_What you have to do_: Leave out any pictures and transcribe all other data below exactly.

═════ Dataset entries ═════

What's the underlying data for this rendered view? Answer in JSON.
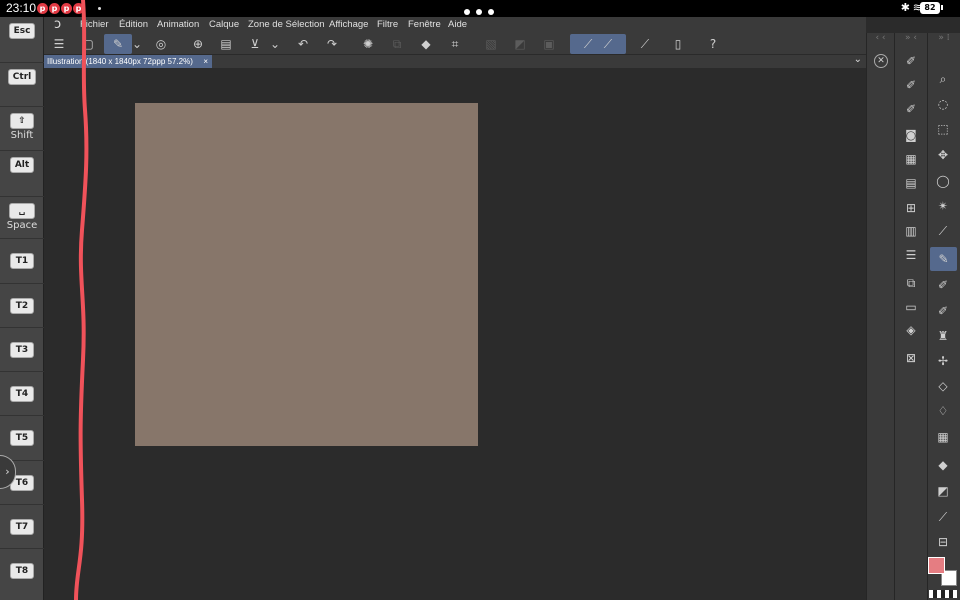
{
  "status": {
    "time": "23:10",
    "notification_count": 4,
    "battery": "82"
  },
  "keys": [
    {
      "cap": "Esc",
      "label": ""
    },
    {
      "cap": "Ctrl",
      "label": ""
    },
    {
      "cap": "⇧",
      "label": "Shift"
    },
    {
      "cap": "Alt",
      "label": ""
    },
    {
      "cap": "␣",
      "label": "Space"
    },
    {
      "cap": "T1",
      "label": ""
    },
    {
      "cap": "T2",
      "label": ""
    },
    {
      "cap": "T3",
      "label": ""
    },
    {
      "cap": "T4",
      "label": ""
    },
    {
      "cap": "T5",
      "label": ""
    },
    {
      "cap": "T6",
      "label": ""
    },
    {
      "cap": "T7",
      "label": ""
    },
    {
      "cap": "T8",
      "label": ""
    }
  ],
  "menu": [
    "Fichier",
    "Édition",
    "Animation",
    "Calque",
    "Zone de Sélection",
    "Affichage",
    "Filtre",
    "Fenêtre",
    "Aide"
  ],
  "tab": {
    "title": "Illustration (1840 x 1840px 72ppp 57.2%)",
    "close": "×"
  },
  "colors": {
    "paper": "#87766a",
    "accent": "#55698d",
    "main_color": "#e57d82",
    "sub_color": "#ffffff",
    "stroke": "#f0525a"
  },
  "toolbar_icons": [
    "hamburger-icon",
    "new-canvas-icon",
    "pen-mode-icon",
    "dropdown-icon",
    "settings-icon",
    "add-layer-icon",
    "open-folder-icon",
    "save-icon",
    "dropdown-icon",
    "undo-icon",
    "redo-icon",
    "loading-icon",
    "copy-icon",
    "fill-icon",
    "crop-icon",
    "transparent-icon",
    "gradient-icon",
    "border-icon",
    "stroke-line-icon",
    "brush-icon",
    "ruler-icon",
    "phone-icon",
    "help-icon"
  ],
  "tool_icons": [
    "zoom-icon",
    "rotate-view-icon",
    "select-object-icon",
    "move-icon",
    "lasso-icon",
    "magic-wand-icon",
    "eyedropper-icon",
    "pen-icon",
    "pencil-icon",
    "brush-icon",
    "airbrush-icon",
    "decoration-icon",
    "eraser-icon",
    "blend-icon",
    "figure-icon",
    "fill-icon",
    "gradient-icon",
    "line-icon",
    "frame-icon"
  ],
  "panel_icons": [
    "tool-property-icon",
    "brush-size-icon",
    "color-wheel-icon",
    "color-set-icon",
    "layer-property-icon",
    "navigator-icon",
    "sub-view-icon",
    "layer-icon",
    "item-bank-icon",
    "material-icon",
    "history-icon",
    "timeline-icon",
    "layer-search-icon",
    "quick-access-icon"
  ]
}
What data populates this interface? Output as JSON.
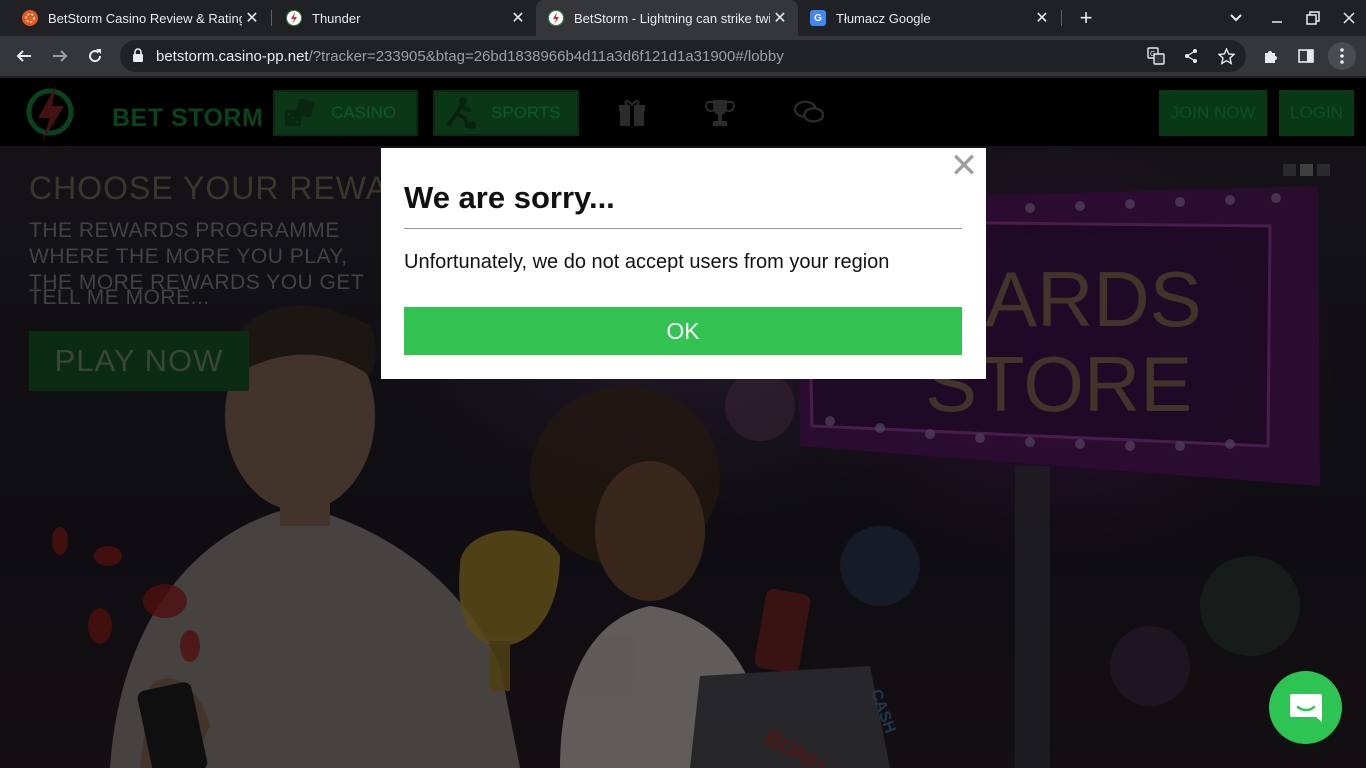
{
  "browser": {
    "tabs": [
      {
        "title": "BetStorm Casino Review & Rating",
        "favicon": "orange-chip-icon",
        "active": false
      },
      {
        "title": "Thunder",
        "favicon": "betstorm-bolt-icon",
        "active": false
      },
      {
        "title": "BetStorm - Lightning can strike twice",
        "favicon": "betstorm-bolt-icon",
        "active": true
      },
      {
        "title": "Tłumacz Google",
        "favicon": "google-translate-icon",
        "active": false
      }
    ],
    "url_host": "betstorm.casino-pp.net",
    "url_path": "/?tracker=233905&btag=26bd1838966b4d11a3d6f121d1a31900#/lobby"
  },
  "site": {
    "logo_text": "BET STORM",
    "nav": {
      "casino": "CASINO",
      "sports": "SPORTS",
      "join": "JOIN NOW",
      "login": "LOGIN"
    },
    "hero": {
      "title": "CHOOSE YOUR REWARDS",
      "subtitle": "THE REWARDS PROGRAMME WHERE THE MORE YOU PLAY, THE MORE REWARDS YOU GET",
      "more": "TELL ME MORE...",
      "play": "PLAY NOW",
      "sign_text": "REWARDS STORE"
    }
  },
  "modal": {
    "title": "We are sorry...",
    "message": "Unfortunately, we do not accept users from your region",
    "ok": "OK",
    "close": "✕"
  },
  "colors": {
    "ok_green": "#33c353",
    "chat_green": "#2ec453",
    "brand_green": "#0f7a35"
  }
}
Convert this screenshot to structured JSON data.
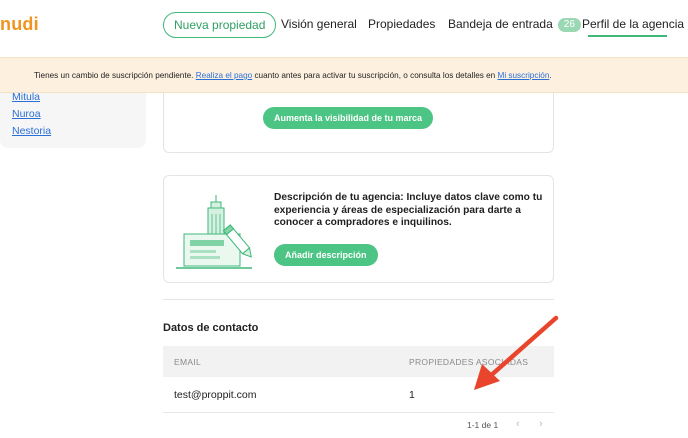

═════

_Task output_:
What's the underlying data for this rendered view? Answer in JSON.
{
  "status": {
    "time": "23:10",
    "notification_count": 4,
    "battery": "82"
  },
  "keys": [
    {
      "cap": "Esc",
      "label": ""
    },
    {
      "cap": "Ctrl",
      "label": ""
    },
    {
      "cap": "⇧",
      "label": "Shift"
    },
    {
      "cap": "Alt",
      "label": ""
    },
    {
      "cap": "␣",
      "label": "Space"
    },
    {
      "cap": "T1",
      "label": ""
    },
    {
      "cap": "T2",
      "label": ""
    },
    {
      "cap": "T3",
      "label": ""
    },
    {
      "cap": "T4",
      "label": ""
    },
    {
      "cap": "T5",
      "label": ""
    },
    {
      "cap": "T6",
      "label": ""
    },
    {
      "cap": "T7",
      "label": ""
    },
    {
      "cap": "T8",
      "label": ""
    }
  ],
  "menu": [
    "Fichier",
    "Édition",
    "Animation",
    "Calque",
    "Zone de Sélection",
    "Affichage",
    "Filtre",
    "Fenêtre",
    "Aide"
  ],
  "tab": {
    "title": "Illustration (1840 x 1840px 72ppp 57.2%)",
    "close": "×"
  },
  "colors": {
    "paper": "#87766a",
    "accent": "#55698d",
    "main_color": "#e57d82",
    "sub_color": "#ffffff",
    "stroke": "#f0525a"
  },
  "toolbar_icons": [
    "hamburger-icon",
    "new-canvas-icon",
    "pen-mode-icon",
    "dropdown-icon",
    "settings-icon",
    "add-layer-icon",
    "open-folder-icon",
    "save-icon",
    "dropdown-icon",
    "undo-icon",
    "redo-icon",
    "loading-icon",
    "copy-icon",
    "fill-icon",
    "crop-icon",
    "transparent-icon",
    "gradient-icon",
    "border-icon",
    "stroke-line-icon",
    "brush-icon",
    "ruler-icon",
    "phone-icon",
    "help-icon"
  ],
  "tool_icons": [
    "zoom-icon",
    "rotate-view-icon",
    "select-object-icon",
    "move-icon",
    "lasso-icon",
    "magic-wand-icon",
    "eyedropper-icon",
    "pen-icon",
    "pencil-icon",
    "brush-icon",
    "airbrush-icon",
    "decoration-icon",
    "eraser-icon",
    "blend-icon",
    "figure-icon",
    "fill-icon",
    "gradient-icon",
    "line-icon",
    "frame-icon"
  ],
  "panel_icons": [
    "tool-property-icon",
    "brush-size-icon",
    "color-wheel-icon",
    "color-set-icon",
    "layer-property-icon",
    "navigator-icon",
    "sub-view-icon",
    "layer-icon",
    "item-bank-icon",
    "material-icon",
    "history-icon",
    "timeline-icon",
    "layer-search-icon",
    "quick-access-icon"
  ]
}
What data populates this interface? Output as JSON.
{
  "browser": {
    "tabs": [
      {
        "title": "BetStorm Casino Review & Rating",
        "favicon": "orange-chip-icon",
        "active": false
      },
      {
        "title": "Thunder",
        "favicon": "betstorm-bolt-icon",
        "active": false
      },
      {
        "title": "BetStorm - Lightning can strike twice",
        "favicon": "betstorm-bolt-icon",
        "active": true
      },
      {
        "title": "Tłumacz Google",
        "favicon": "google-translate-icon",
        "active": false
      }
    ],
    "url_host": "betstorm.casino-pp.net",
    "url_path": "/?tracker=233905&btag=26bd1838966b4d11a3d6f121d1a31900#/lobby"
  },
  "site": {
    "logo_text": "BET STORM",
    "nav": {
      "casino": "CASINO",
      "sports": "SPORTS",
      "join": "JOIN NOW",
      "login": "LOGIN"
    },
    "hero": {
      "title": "CHOOSE YOUR REWARDS",
      "subtitle": "THE REWARDS PROGRAMME WHERE THE MORE YOU PLAY, THE MORE REWARDS YOU GET",
      "more": "TELL ME MORE...",
      "play": "PLAY NOW",
      "sign_text": "REWARDS STORE"
    }
  },
  "modal": {
    "title": "We are sorry...",
    "message": "Unfortunately, we do not accept users from your region",
    "ok": "OK",
    "close": "✕"
  },
  "colors": {
    "ok_green": "#33c353",
    "chat_green": "#2ec453",
    "brand_green": "#0f7a35"
  }
}
Convert this screenshot to structured JSON data.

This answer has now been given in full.